Begin Given records

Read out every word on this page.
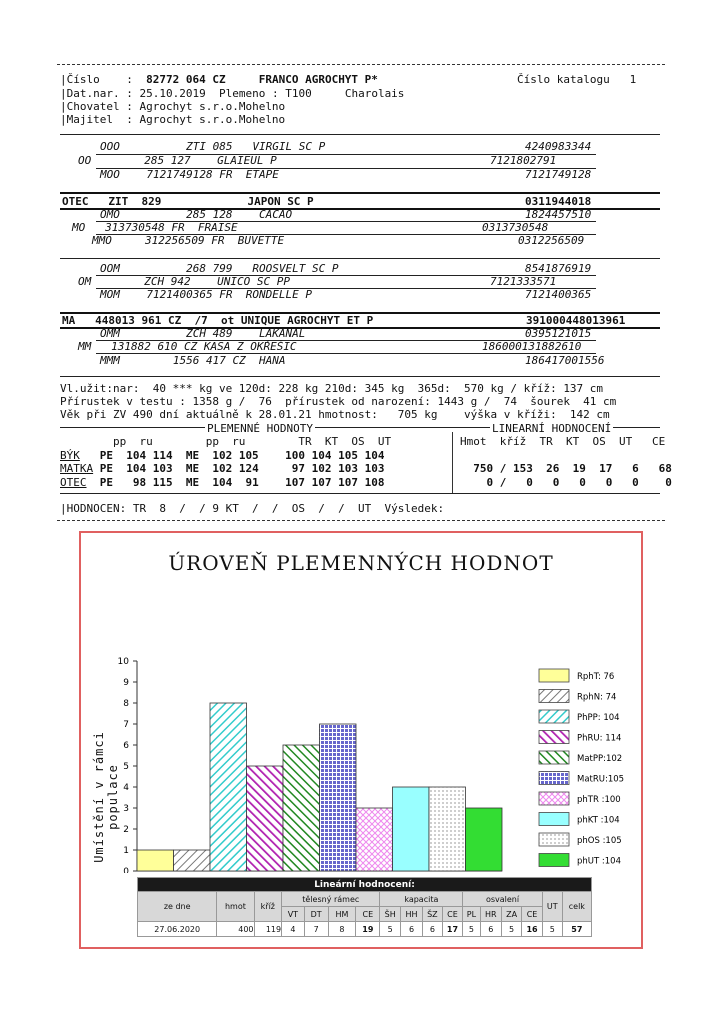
|Číslo    :  82772 064 CZ	FRANCO AGROCHYT P*	Číslo katalogu 1
|Dat.nar. : 25.10.2019 Plemeno : T100	Charolais
|Chovatel : Agrochyt s.r.o.Mohelno
|Majitel  : Agrochyt s.r.o.Mohelno
OOO	ZTI 085 VIRGIL SC P	4240983344
OO	285 127 GLAIEUL P	7121802791
MOO 7121749128 FR ETAPE	7121749128
OTEC ZIT  829	JAPON SC P	0311944018
OMO	285 128 CACAO	1824457510
MO 313730548 FR FRAISE	0313730548
MMO	312256509 FR BUVETTE	0312256509
OOM	268 799 ROOSVELT SC P	8541876919
OM	ZCH 942 UNICO SC PP	7121333571
MOM 7121400365 FR RONDELLE P	7121400365
MA 448013 961 CZ /7  ot UNIQUE AGROCHYT ET P	391000448013961
OMM	ZCH 489 LAKANAL	0395121015
MM 131882 610 CZ KASA Z OKŘEŠIC	186000131882610
MMM	1556 417 CZ HANA	186417001556
Vl.užit:nar:  40 *** kg ve 120d: 228 kg 210d: 345 kg  365d:  570 kg / kříž: 137 cm
Přírustek v testu : 1358 g /  76  přírustek od narození: 1443 g /  74  šourek  41 cm
Věk při ZV 490 dní aktuálně k 28.01.21 hmotnost:   705 kg    výška v kříži:  142 cm
PLEMENNÉ HODNOTY	LINEARNÍ HODNOCENÍ
pp  ru        pp  ru        TR  KT  OS  UT	Hmot  kříž  TR  KT  OS  UT   CE
BÝK   PE  104 114  ME  102 105    100 104 105 104
MATKA PE  104 103  ME  102 124     97 102 103 103	750 / 153  26  19  17   6   68
OTEC  PE   98 115  ME  104  91    107 107 107 108	0 /   0   0   0   0   0    0
|HODNOCEN: TR  8  /  / 9 KT  /  /  OS  /  /  UT  Výsledek:
ÚROVEŇ PLEMENNÝCH HODNOT
Umístění v rámci populace
0
1
2
3
4
5
6
7
8
9
10
RphT: 76
RphN: 74
PhPP: 104
PhRU: 114
MatPP:102
MatRU:105
phTR :100
phKT :104
phOS :105
phUT :104
Lineární hodnocení:																
ze dne	hmot	kříž	tělesný rámec				kapacita				osvalení				UT	celk
			VT	DT	HM	CE	ŠH	HH	ŠZ	CE	PL	HR	ZA	CE		
27.06.2020	400	119	4	7	8	19	5	6	6	17	5	6	5	16	5	57
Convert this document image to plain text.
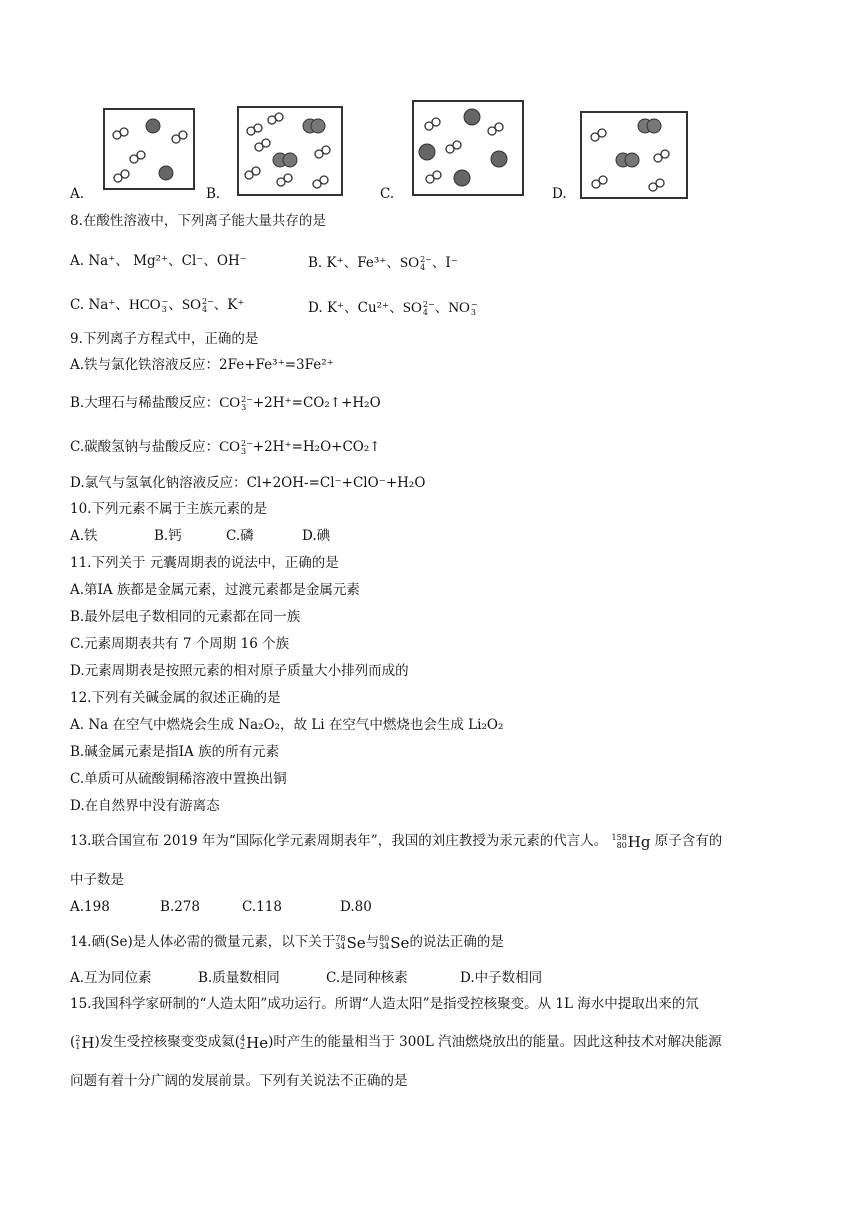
A.	B.	C.	D.
8.在酸性溶液中，下列离子能大量共存的是
A. Na⁺、 Mg²⁺、Cl⁻、OH⁻	B. K⁺、Fe³⁺、SO 2−
4 、I⁻
C. Na⁺、HCO −
3 、SO 2−
4 、K⁺	D. K⁺、Cu²⁺、SO 2−
4 、NO −
3
9.下列离子方程式中，正确的是
A.铁与氯化铁溶液反应：2Fe+Fe³⁺=3Fe²⁺
B.大理石与稀盐酸反应：CO 2−
3 +2H⁺=CO₂↑+H₂O
C.碳酸氢钠与盐酸反应：CO 2−
3 +2H⁺=H₂O+CO₂↑
D.氯气与氢氧化钠溶液反应：Cl+2OH-=Cl⁻+ClO⁻+H₂O
10.下列元素不属于主族元素的是
A.铁	B.钙	C.磷	D.碘
11.下列关于 元囊周期表的说法中，正确的是
A.第ⅠA 族都是金属元素，过渡元素都是金属元素
B.最外层电子数相同的元素都在同一族
C.元素周期表共有 7 个周期 16 个族
D.元素周期表是按照元素的相对原子质量大小排列而成的
12.下列有关碱金属的叙述正确的是
A. Na 在空气中燃烧会生成 Na₂O₂，故 Li 在空气中燃烧也会生成 Li₂O₂
B.碱金属元素是指ⅠA 族的所有元素
C.单质可从硫酸铜稀溶液中置换出铜
D.在自然界中没有游离态
13.联合国宣布 2019 年为“国际化学元素周期表年”，我国的刘庄教授为汞元素的代言人。 158
80 Hg 原子含有的
中子数是
A.198	B.278	C.118	D.80
14.硒(Se)是人体必需的微量元素，以下关于 78
34 Se 与 80
34 Se 的说法正确的是
A.互为同位素	B.质量数相同	C.是同种核素	D.中子数相同
15.我国科学家研制的“人造太阳”成功运行。所谓“人造太阳”是指受控核聚变。从 1L 海水中提取出来的氘
( 2
1 H )发生受控核聚变变成氦( 4
2 He )时产生的能量相当于 300L 汽油燃烧放出的能量。因此这种技术对解决能源
问题有着十分广阔的发展前景。下列有关说法不正确的是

End Given records

◆ **Task to carry out**
In the records, locate each line holding the string "OTEC" and copy it.

◆ **Output**
OTEC ZIT  829	JAPON SC P	0311944018
OTEC  PE   98 115  ME  104  91    107 107 107 108	0 /   0   0   0   0   0    0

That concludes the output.